### EXERCISE PROMPT
Copy out the records below word for word, leaving out the pictures.

Element and coordinate records:
################
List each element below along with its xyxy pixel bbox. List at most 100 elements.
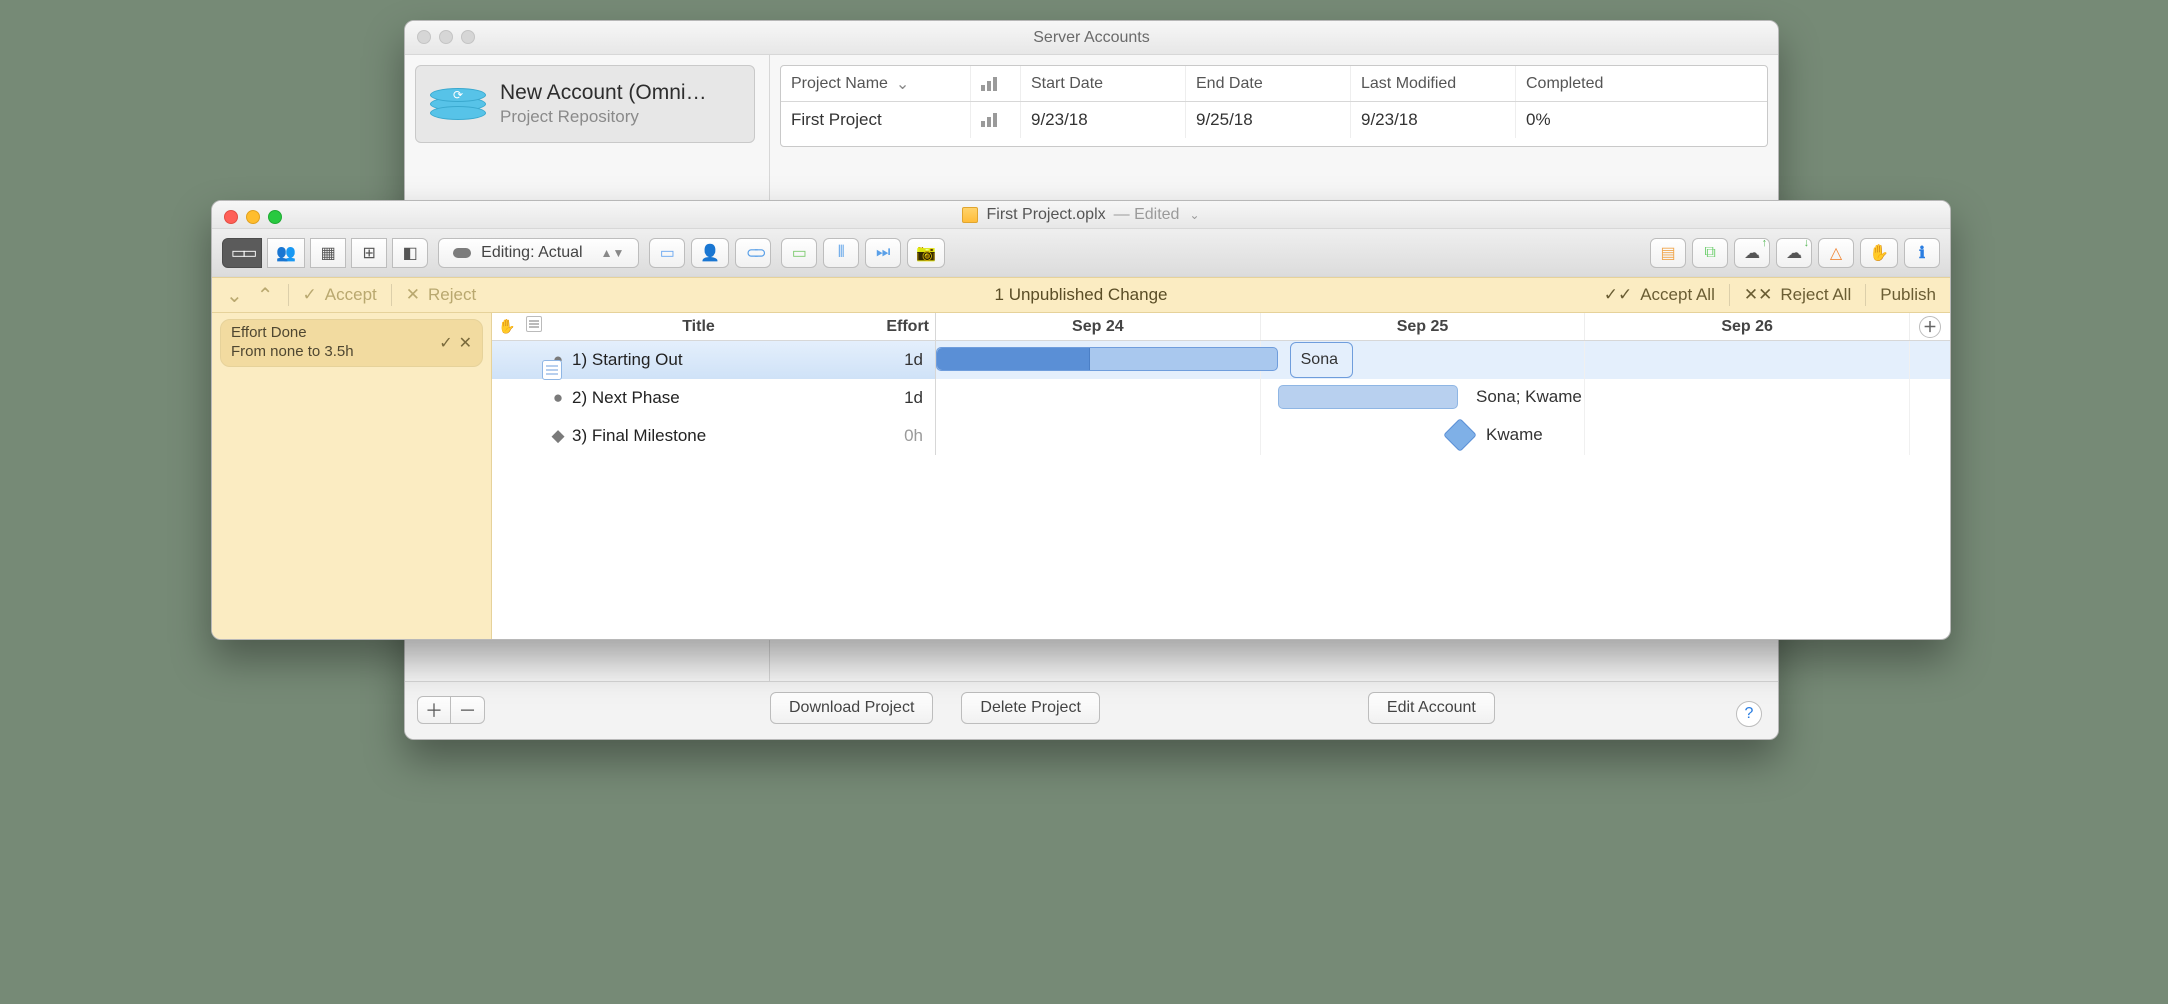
dependency-button[interactable] <box>735 238 771 268</box>
task-effort[interactable]: 0h <box>849 426 935 446</box>
task-title[interactable]: 3) Final Milestone <box>568 426 849 446</box>
delete-project-button[interactable]: Delete Project <box>961 692 1100 724</box>
reject-all-button[interactable]: ✕✕Reject All <box>1744 285 1851 305</box>
traffic-lights <box>224 210 282 224</box>
document-title[interactable]: First Project.oplx — Edited ⌄ <box>962 206 1199 224</box>
project-window: First Project.oplx — Edited ⌄ Editing: A… <box>211 200 1951 640</box>
add-account-button[interactable]: ＋ <box>417 696 451 724</box>
task-row[interactable]: ● 1) Starting Out 1d Sona <box>492 341 1950 379</box>
calendar-view-button[interactable] <box>310 238 346 268</box>
edit-account-button[interactable]: Edit Account <box>1368 692 1495 724</box>
violations-col-icon[interactable]: ✋ <box>492 318 520 335</box>
task-effort[interactable]: 1d <box>849 350 935 370</box>
col-end-date[interactable]: End Date <box>1186 66 1351 101</box>
level-button[interactable] <box>781 238 817 268</box>
task-effort[interactable]: 1d <box>849 388 935 408</box>
catch-up-button[interactable] <box>865 238 901 268</box>
minimize-icon[interactable] <box>246 210 260 224</box>
accept-all-button[interactable]: ✓✓Accept All <box>1604 285 1715 305</box>
task-assignee-label: Sona <box>1290 342 1353 378</box>
titlebar: First Project.oplx — Edited ⌄ <box>212 201 1950 229</box>
change-description: Effort Done From none to 3.5h <box>231 324 354 362</box>
baseline-button[interactable] <box>907 238 945 268</box>
add-task-button[interactable] <box>649 238 685 268</box>
network-view-button[interactable] <box>351 238 387 268</box>
violations-button[interactable] <box>1818 238 1854 268</box>
schedule-tools <box>781 238 945 268</box>
table-row[interactable]: First Project 9/23/18 9/25/18 9/23/18 0% <box>781 102 1767 138</box>
date-col: Sep 25 <box>1261 313 1586 340</box>
task-title[interactable]: 1) Starting Out <box>568 350 849 370</box>
toolbar: Editing: Actual ▲▼ ↑ ↓ <box>212 229 1950 277</box>
window-footer: ＋ － Download Project Delete Project Edit… <box>405 681 1778 739</box>
milestone-marker-icon: ◆ <box>548 426 568 446</box>
cell-project-name: First Project <box>781 102 971 138</box>
inspector-button[interactable] <box>1650 238 1686 268</box>
col-last-modified[interactable]: Last Modified <box>1351 66 1516 101</box>
account-name: New Account (Omni… <box>500 81 707 105</box>
task-assignee-label: Kwame <box>1486 425 1543 445</box>
assign-resource-button[interactable] <box>691 238 729 268</box>
task-bar[interactable]: Sona <box>936 347 1278 371</box>
catch-hand-button[interactable] <box>1860 238 1898 268</box>
editing-mode-selector[interactable]: Editing: Actual ▲▼ <box>438 238 639 268</box>
task-marker-icon: ● <box>548 388 568 408</box>
task-row[interactable]: ● 2) Next Phase 1d Sona; Kwame <box>492 379 1950 417</box>
task-tools <box>649 238 771 268</box>
accept-change-icon[interactable]: ✓ <box>439 333 452 353</box>
split-button[interactable] <box>823 238 859 268</box>
effort-col-header[interactable]: Effort <box>849 318 935 336</box>
task-bar[interactable] <box>1278 385 1458 409</box>
zoom-in-button[interactable]: ＋ <box>1919 316 1941 338</box>
change-tracking-bar: ⌄ ⌃ ✓Accept ✕Reject 1 Unpublished Change… <box>212 277 1950 313</box>
document-name: First Project.oplx <box>986 206 1105 224</box>
next-change-button[interactable]: ⌄ <box>226 283 243 308</box>
title-col-header[interactable]: Title <box>548 318 849 336</box>
changes-button[interactable] <box>1692 238 1728 268</box>
styles-view-button[interactable] <box>392 238 428 268</box>
help-button[interactable]: ? <box>1736 701 1762 727</box>
col-project-name[interactable]: Project Name⌄ <box>781 66 971 101</box>
task-assignee-label: Sona; Kwame <box>1476 387 1582 407</box>
task-title[interactable]: 2) Next Phase <box>568 388 849 408</box>
minimize-icon[interactable] <box>439 30 453 44</box>
notes-col-icon[interactable] <box>520 316 548 337</box>
cell-start-date: 9/23/18 <box>1021 102 1186 138</box>
publish-changes-button[interactable]: Publish <box>1880 285 1936 305</box>
reject-change-button[interactable]: ✕Reject <box>406 285 476 305</box>
close-icon[interactable] <box>224 210 238 224</box>
add-remove-account: ＋ － <box>417 696 485 724</box>
zoom-icon[interactable] <box>461 30 475 44</box>
gantt-view-button[interactable] <box>222 238 262 268</box>
date-col: Sep 26 <box>1585 313 1910 340</box>
resource-view-button[interactable] <box>267 238 305 268</box>
col-completed[interactable]: Completed <box>1516 66 1636 101</box>
download-project-button[interactable]: Download Project <box>770 692 933 724</box>
account-item[interactable]: ⟳ New Account (Omni… Project Repository <box>415 65 755 143</box>
note-icon[interactable] <box>542 360 562 380</box>
accept-change-button[interactable]: ✓Accept <box>303 285 377 305</box>
remove-account-button[interactable]: － <box>451 696 485 724</box>
publish-button[interactable]: ↑ <box>1734 238 1770 268</box>
zoom-icon[interactable] <box>268 210 282 224</box>
task-row[interactable]: ◆ 3) Final Milestone 0h Kwame <box>492 417 1950 455</box>
reject-change-icon[interactable]: ✕ <box>459 333 472 353</box>
chevron-down-icon: ⌄ <box>896 74 909 94</box>
stepper-icon: ▲▼ <box>601 246 625 260</box>
change-item[interactable]: Effort Done From none to 3.5h ✓ ✕ <box>220 319 483 367</box>
right-tools: ↑ ↓ <box>1650 238 1940 268</box>
close-icon[interactable] <box>417 30 431 44</box>
update-button[interactable]: ↓ <box>1776 238 1812 268</box>
signal-icon <box>981 113 997 127</box>
titlebar: Server Accounts <box>405 21 1778 55</box>
zoom-col: ＋ <box>1910 313 1950 340</box>
info-button[interactable] <box>1904 238 1940 268</box>
double-x-icon: ✕✕ <box>1744 285 1773 305</box>
prev-change-button[interactable]: ⌃ <box>257 283 274 308</box>
mode-indicator-icon <box>453 248 471 258</box>
database-icon: ⟳ <box>430 76 486 132</box>
col-signal[interactable] <box>971 66 1021 101</box>
col-start-date[interactable]: Start Date <box>1021 66 1186 101</box>
change-summary: 1 Unpublished Change <box>995 285 1168 305</box>
gantt-view: ✋ Title Effort Sep 24 Sep 25 Sep 26 ＋ <box>492 313 1950 639</box>
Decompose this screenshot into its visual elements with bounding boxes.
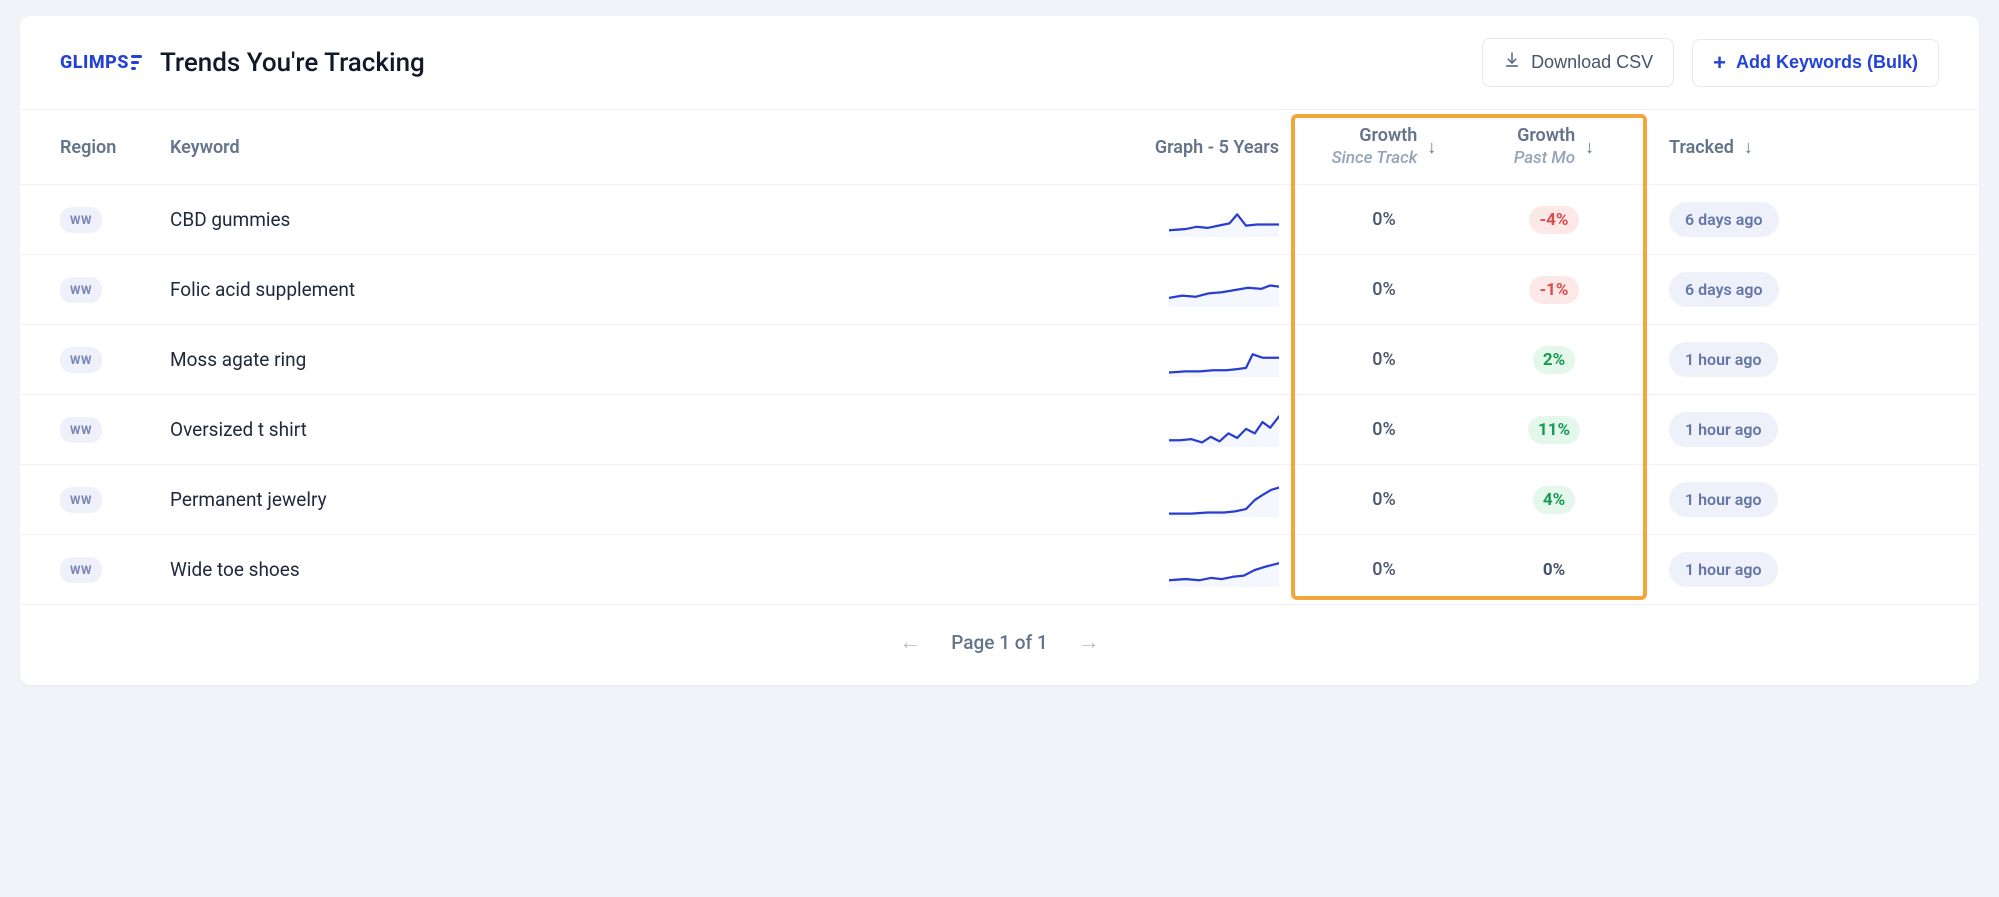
################
### FULL ANSWER
List each element below along with its xyxy pixel bbox. List at most 100 elements.
dependency-button[interactable] <box>735 238 771 268</box>
task-effort[interactable]: 0h <box>849 426 935 446</box>
task-title[interactable]: 3) Final Milestone <box>568 426 849 446</box>
delete-project-button[interactable]: Delete Project <box>961 692 1100 724</box>
reject-all-button[interactable]: ✕✕Reject All <box>1744 285 1851 305</box>
traffic-lights <box>224 210 282 224</box>
document-title[interactable]: First Project.oplx — Edited ⌄ <box>962 206 1199 224</box>
project-window: First Project.oplx — Edited ⌄ Editing: A… <box>211 200 1951 640</box>
add-account-button[interactable]: ＋ <box>417 696 451 724</box>
task-row[interactable]: ● 1) Starting Out 1d Sona <box>492 341 1950 379</box>
calendar-view-button[interactable] <box>310 238 346 268</box>
edit-account-button[interactable]: Edit Account <box>1368 692 1495 724</box>
violations-col-icon[interactable]: ✋ <box>492 318 520 335</box>
task-effort[interactable]: 1d <box>849 350 935 370</box>
col-end-date[interactable]: End Date <box>1186 66 1351 101</box>
level-button[interactable] <box>781 238 817 268</box>
task-effort[interactable]: 1d <box>849 388 935 408</box>
catch-up-button[interactable] <box>865 238 901 268</box>
minimize-icon[interactable] <box>246 210 260 224</box>
accept-all-button[interactable]: ✓✓Accept All <box>1604 285 1715 305</box>
task-assignee-label: Sona <box>1290 342 1353 378</box>
titlebar: First Project.oplx — Edited ⌄ <box>212 201 1950 229</box>
change-description: Effort Done From none to 3.5h <box>231 324 354 362</box>
baseline-button[interactable] <box>907 238 945 268</box>
add-task-button[interactable] <box>649 238 685 268</box>
network-view-button[interactable] <box>351 238 387 268</box>
violations-button[interactable] <box>1818 238 1854 268</box>
schedule-tools <box>781 238 945 268</box>
table-row[interactable]: First Project 9/23/18 9/25/18 9/23/18 0% <box>781 102 1767 138</box>
date-col: Sep 25 <box>1261 313 1586 340</box>
task-title[interactable]: 1) Starting Out <box>568 350 849 370</box>
toolbar: Editing: Actual ▲▼ ↑ ↓ <box>212 229 1950 277</box>
window-footer: ＋ － Download Project Delete Project Edit… <box>405 681 1778 739</box>
milestone-marker-icon: ◆ <box>548 426 568 446</box>
cell-project-name: First Project <box>781 102 971 138</box>
inspector-button[interactable] <box>1650 238 1686 268</box>
col-last-modified[interactable]: Last Modified <box>1351 66 1516 101</box>
account-name: New Account (Omni… <box>500 81 707 105</box>
task-assignee-label: Kwame <box>1486 425 1543 445</box>
assign-resource-button[interactable] <box>691 238 729 268</box>
task-bar[interactable]: Sona <box>936 347 1278 371</box>
catch-hand-button[interactable] <box>1860 238 1898 268</box>
editing-mode-selector[interactable]: Editing: Actual ▲▼ <box>438 238 639 268</box>
task-marker-icon: ● <box>548 388 568 408</box>
task-row[interactable]: ● 2) Next Phase 1d Sona; Kwame <box>492 379 1950 417</box>
task-tools <box>649 238 771 268</box>
accept-change-icon[interactable]: ✓ <box>439 333 452 353</box>
split-button[interactable] <box>823 238 859 268</box>
effort-col-header[interactable]: Effort <box>849 318 935 336</box>
task-bar[interactable] <box>1278 385 1458 409</box>
zoom-in-button[interactable]: ＋ <box>1919 316 1941 338</box>
change-tracking-bar: ⌄ ⌃ ✓Accept ✕Reject 1 Unpublished Change… <box>212 277 1950 313</box>
document-name: First Project.oplx <box>986 206 1105 224</box>
next-change-button[interactable]: ⌄ <box>226 283 243 308</box>
title-col-header[interactable]: Title <box>548 318 849 336</box>
changes-button[interactable] <box>1692 238 1728 268</box>
styles-view-button[interactable] <box>392 238 428 268</box>
help-button[interactable]: ? <box>1736 701 1762 727</box>
col-project-name[interactable]: Project Name⌄ <box>781 66 971 101</box>
task-assignee-label: Sona; Kwame <box>1476 387 1582 407</box>
task-title[interactable]: 2) Next Phase <box>568 388 849 408</box>
minimize-icon[interactable] <box>439 30 453 44</box>
notes-col-icon[interactable] <box>520 316 548 337</box>
cell-start-date: 9/23/18 <box>1021 102 1186 138</box>
publish-changes-button[interactable]: Publish <box>1880 285 1936 305</box>
reject-change-button[interactable]: ✕Reject <box>406 285 476 305</box>
close-icon[interactable] <box>224 210 238 224</box>
add-remove-account: ＋ － <box>417 696 485 724</box>
zoom-icon[interactable] <box>461 30 475 44</box>
gantt-view-button[interactable] <box>222 238 262 268</box>
date-col: Sep 26 <box>1585 313 1910 340</box>
resource-view-button[interactable] <box>267 238 305 268</box>
col-completed[interactable]: Completed <box>1516 66 1636 101</box>
download-project-button[interactable]: Download Project <box>770 692 933 724</box>
account-item[interactable]: ⟳ New Account (Omni… Project Repository <box>415 65 755 143</box>
note-icon[interactable] <box>542 360 562 380</box>
accept-change-button[interactable]: ✓Accept <box>303 285 377 305</box>
remove-account-button[interactable]: － <box>451 696 485 724</box>
publish-button[interactable]: ↑ <box>1734 238 1770 268</box>
zoom-icon[interactable] <box>268 210 282 224</box>
task-row[interactable]: ◆ 3) Final Milestone 0h Kwame <box>492 417 1950 455</box>
reject-change-icon[interactable]: ✕ <box>459 333 472 353</box>
chevron-down-icon: ⌄ <box>896 74 909 94</box>
stepper-icon: ▲▼ <box>601 246 625 260</box>
change-item[interactable]: Effort Done From none to 3.5h ✓ ✕ <box>220 319 483 367</box>
right-tools: ↑ ↓ <box>1650 238 1940 268</box>
close-icon[interactable] <box>417 30 431 44</box>
update-button[interactable]: ↓ <box>1776 238 1812 268</box>
signal-icon <box>981 113 997 127</box>
titlebar: Server Accounts <box>405 21 1778 55</box>
zoom-col: ＋ <box>1910 313 1950 340</box>
info-button[interactable] <box>1904 238 1940 268</box>
double-x-icon: ✕✕ <box>1744 285 1773 305</box>
prev-change-button[interactable]: ⌃ <box>257 283 274 308</box>
mode-indicator-icon <box>453 248 471 258</box>
database-icon: ⟳ <box>430 76 486 132</box>
col-signal[interactable] <box>971 66 1021 101</box>
col-start-date[interactable]: Start Date <box>1021 66 1186 101</box>
change-summary: 1 Unpublished Change <box>995 285 1168 305</box>
gantt-view: ✋ Title Effort Sep 24 Sep 25 Sep 26 ＋ <box>492 313 1950 639</box>
Decompose this screenshot into its visual elements with bounding boxes.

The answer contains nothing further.